• Written problem A: Update the lines in the entries that run from the one containing "shade-positive-greenland-core — [990, 100, 1030, 106]" through the one containing "contour-label: 5880 — [960, 389, 991, 404]", including both. Replace "contour-label" with "isoline-label" wherever it appears, change nothing else, and return only those lines.

• Source extract:
+--
Developer finishes the code, and then manually sends it to the TEST environment, where they leave a comment about it to the RTC record to change its status.

During the next review, the RTC Operations Analyst runs an automated process to deploy whatever code changes were set to the “Ready for Test Installation” status.

When this process completes, the Operations Analyst manually adds comments about what actions were performed, and manually informs Testers and Business Analysts that they can perform their tests.

Optional.

If some of the installation actions were not completed automatically, then the Operations Analyst would have to fix them manually.

The Tester—with the support of the Operations Analyst—performs testing. If they find any bugs, then the process loops back to 1 and repeats itself.

When the testing completes, the Business Analyst defines a time for the code’s promotion to PRODUCTION.

Before the promotion to PRODUCTION occurs, the Operations Analyst would need to manually customize the package, then transfer it, and finally launch the automated deployment process.

After reviewing this existing process, we saw that were still four to five “buttons” being pushed, representing manual interventions that we could be automated.

They were:

  • In Step 2, the code was manually promoted from DEVELOPMENT to TEST to PRODUCTION. (This would also be true if the process had to repeat ala 6, but we chose to focus on a straightforward sequence at first.)
  • In Step 3 and Step 4, the Operations Analyst had to manually launch the processes, leave comments, and queue up the next steps.
  • In Step 5, the Operations Analyst had to manually fix installation problems. (While some of these would always be unavoidable, we sought to minimize those occurrences.)
  • In Step 8, the Operations Analyst had to manually customize, transfer, and launch the code’s automated deployment process.

We now had a clear picture of what still needed to be automated, and got to work.

Automating the Remaining Manual Steps

We performed the following work to automate these manual steps, and to bring everyone involved on board with the new way of completing the process.

  • Using UrbanCode Deploy (UCD) functionality that we had previously installed on the mainframe, we created a script that would directly run pipelines from the mainframe itself.
  • We set up a “buztool” utility on the mainframe, which allowed us to transfer z/OS artifacts to the UCD code station.
  • We added RTC integration via its REST API. (Note: The UCD plug-in for RTC doesn’t have all the functionality we needed—such as file attachments, status check, and custom fields—so we were forced to develop several bash scripts and execute them in our pipeline.)
  • We created a Slack channel, where the client’s users of our (their Developers and Testers) could report the status of each deployment from the pipeline. We integrated Slack with UCD—through the available Slack plugin—and created simple, automated status notifications for everyone.
  • We documented the deployment process, the RTC statuses’ workflow and fields, and the responsibilities for every role involved in controlling the pipeline.
+--
• The records:

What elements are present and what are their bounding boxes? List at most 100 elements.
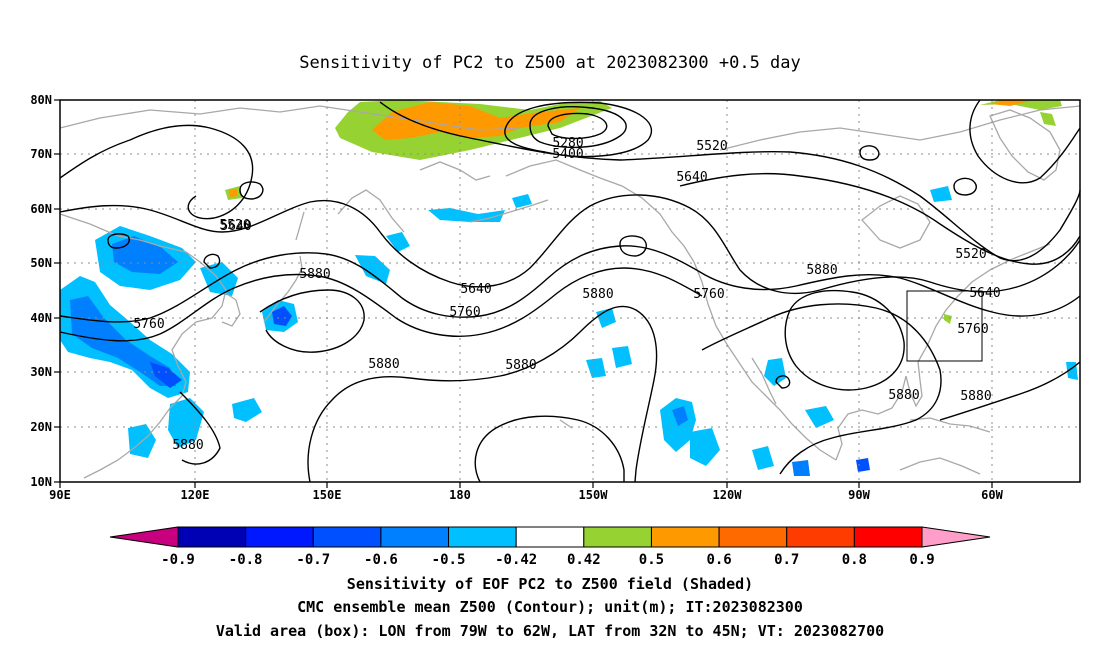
shade-positive-greenland-core — [990, 100, 1030, 106]
colorbar: -0.9 -0.8 -0.7 -0.6 -0.5 -0.42 0.42 0.5 0.6 0.7 0.… — [109, 526, 991, 568]
shade-negative-pacific-3 — [586, 358, 606, 378]
coast-south-america — [899, 457, 981, 475]
contour-small-low-3 — [859, 145, 880, 161]
colorbar-tick-label: 0.8 — [842, 552, 867, 568]
colorbar-swatch — [853, 526, 923, 548]
lon-label: 120E — [181, 488, 210, 502]
contour-small-low-1 — [239, 181, 264, 200]
colorbar-tick-label: -0.6 — [364, 552, 398, 568]
contour-label: 5640 — [460, 282, 491, 297]
caption-line-3: Valid area (box): LON from 79W to 62W, L… — [216, 622, 884, 640]
coast-na-east — [917, 243, 1051, 363]
shade-negative-pacific-2 — [612, 346, 632, 368]
contour-5640-main — [59, 194, 821, 295]
contour-label: 5880 — [960, 389, 991, 404]
contour-label: 5880 — [582, 287, 613, 302]
contour-5280-low-inner — [547, 112, 608, 140]
colorbar-swatch — [245, 526, 314, 548]
lon-label: 150W — [579, 488, 609, 502]
lat-label: 70N — [30, 147, 52, 161]
colorbar-swatch — [718, 526, 788, 548]
captions: Sensitivity of EOF PC2 to Z500 field (Sh… — [216, 575, 884, 640]
shade-positive-siberia-core — [229, 189, 237, 197]
shade-positive-atlantic-box — [944, 314, 952, 324]
graticule — [60, 100, 1080, 482]
contour-5520-greenland — [969, 99, 1081, 184]
colorbar-tick-label: 0.5 — [639, 552, 664, 568]
lon-label: 120W — [713, 488, 743, 502]
colorbar-swatch — [515, 526, 585, 548]
shade-positive-greenland-east — [1040, 112, 1056, 126]
shade-negative-caribbean — [856, 458, 870, 472]
coast-hawaii — [559, 419, 573, 429]
coast-aleutians — [469, 199, 549, 223]
contour-5880-subtropic-east — [939, 361, 1081, 421]
coast-asia-east — [59, 213, 227, 479]
coast-florida — [905, 361, 923, 408]
lon-label: 180 — [449, 488, 471, 502]
colorbar-tick-label: -0.7 — [296, 552, 330, 568]
shade-negative-alaska — [512, 194, 532, 208]
contour-label: 5520 — [696, 139, 727, 154]
coast-caribbean — [909, 417, 991, 433]
contour-label: 5880 — [505, 358, 536, 373]
shade-positive-arctic-core — [372, 102, 580, 140]
colorbar-tick-label: -0.5 — [432, 552, 466, 568]
contour-small-low-7 — [107, 233, 130, 249]
lon-label: 90E — [49, 488, 71, 502]
contour-label: 5760 — [693, 287, 724, 302]
contour-label: 5640 — [220, 219, 251, 234]
map-panel: 5280 5400 5520 5640 5640 5640 5640 5520 … — [30, 93, 1081, 502]
shade-negative-taiwan — [168, 398, 204, 448]
lat-label: 30N — [30, 365, 52, 379]
contour-label: 5640 — [969, 286, 1000, 301]
shade-negative-gulf-mexico — [805, 406, 834, 428]
contour-label: 5760 — [957, 322, 988, 337]
lat-axis-labels: 80N 70N 60N 50N 40N 30N 20N 10N — [30, 93, 52, 489]
shade-negative-central-america — [690, 428, 720, 466]
caption-line-1: Sensitivity of EOF PC2 to Z500 field (Sh… — [347, 575, 753, 593]
colorbar-tick-label: -0.8 — [229, 552, 263, 568]
contour-label: 5400 — [552, 147, 583, 162]
contour-label: 5280 — [552, 136, 583, 151]
contour-5880-subtropical — [307, 305, 658, 483]
colorbar-tick-label: 0.7 — [774, 552, 799, 568]
coast-siberia-north — [59, 105, 521, 131]
contour-5880-china — [179, 391, 221, 465]
shade-negative-panama — [792, 460, 810, 476]
contour-small-low-5 — [775, 375, 791, 389]
coast-hudson — [861, 195, 931, 249]
coast-na-west — [693, 261, 837, 461]
shade-negative-yucatan — [752, 446, 774, 470]
colorbar-swatch — [786, 526, 855, 548]
map-frame — [59, 99, 1081, 483]
contour-labels: 5280 5400 5520 5640 5640 5640 5640 5520 … — [133, 136, 1000, 453]
contour-5520-main — [379, 101, 1081, 262]
shade-negative-kuril — [355, 255, 390, 284]
contour-5640-north — [59, 124, 254, 220]
contour-label: 5880 — [806, 263, 837, 278]
colorbar-swatch — [380, 526, 450, 548]
lon-label: 60W — [981, 488, 1003, 502]
colorbar-tick-label: 0.9 — [909, 552, 934, 568]
colorbar-swatch — [312, 526, 382, 548]
colorbar-tick-label: -0.9 — [161, 552, 195, 568]
colorbar-high-cap — [921, 526, 991, 548]
contour-label: 5640 — [676, 170, 707, 185]
colorbar-swatch — [177, 526, 247, 548]
contour-label: 5520 — [955, 247, 986, 262]
coast-kamchatka — [337, 189, 405, 233]
lat-label: 60N — [30, 202, 52, 216]
contour-label: 5880 — [172, 438, 203, 453]
coast-korea — [221, 291, 241, 327]
shade-negative-mexico-core — [672, 406, 688, 426]
lat-label: 20N — [30, 420, 52, 434]
shade-negative-mongolia-mid — [112, 236, 178, 274]
z500-contours — [59, 99, 1081, 483]
contour-5280-low — [529, 106, 627, 149]
shade-negative-china-core — [150, 362, 182, 388]
contour-5880-america — [701, 303, 942, 475]
lon-axis-labels: 90E 120E 150E 180 150W 120W 90W 60W — [49, 488, 1003, 502]
lon-label: 90W — [848, 488, 870, 502]
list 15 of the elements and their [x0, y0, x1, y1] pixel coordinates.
+--
• Written problem B: From the text on pipeline automation, copy the passage word for word, starting at the words "Before the promotion" and ending after "the next steps.".

• Exercise output A:
shade-positive-greenland-core — [990, 100, 1030, 106]
colorbar: -0.9 -0.8 -0.7 -0.6 -0.5 -0.42 0.42 0.5 0.6 0.7 0.… — [109, 526, 991, 568]
shade-negative-pacific-3 — [586, 358, 606, 378]
coast-south-america — [899, 457, 981, 475]
contour-small-low-3 — [859, 145, 880, 161]
colorbar-tick-label: 0.8 — [842, 552, 867, 568]
colorbar-swatch — [853, 526, 923, 548]
lon-label: 120E — [181, 488, 210, 502]
contour-small-low-1 — [239, 181, 264, 200]
colorbar-tick-label: -0.6 — [364, 552, 398, 568]
isoline-label: 5640 — [460, 282, 491, 297]
caption-line-3: Valid area (box): LON from 79W to 62W, L… — [216, 622, 884, 640]
coast-na-east — [917, 243, 1051, 363]
shade-negative-pacific-2 — [612, 346, 632, 368]
contour-5640-main — [59, 194, 821, 295]
isoline-label: 5880 — [960, 389, 991, 404]

• Exercise output B:
Before the promotion to PRODUCTION occurs, the Operations Analyst would need to manually customize the package, then transfer it, and finally launch the automated deployment process.

After reviewing this existing process, we saw that were still four to five “buttons” being pushed, representing manual interventions that we could be automated.

They were:

  • In Step 2, the code was manually promoted from DEVELOPMENT to TEST to PRODUCTION. (This would also be true if the process had to repeat ala 6, but we chose to focus on a straightforward sequence at first.)
  • In Step 3 and Step 4, the Operations Analyst had to manually launch the processes, leave comments, and queue up the next steps.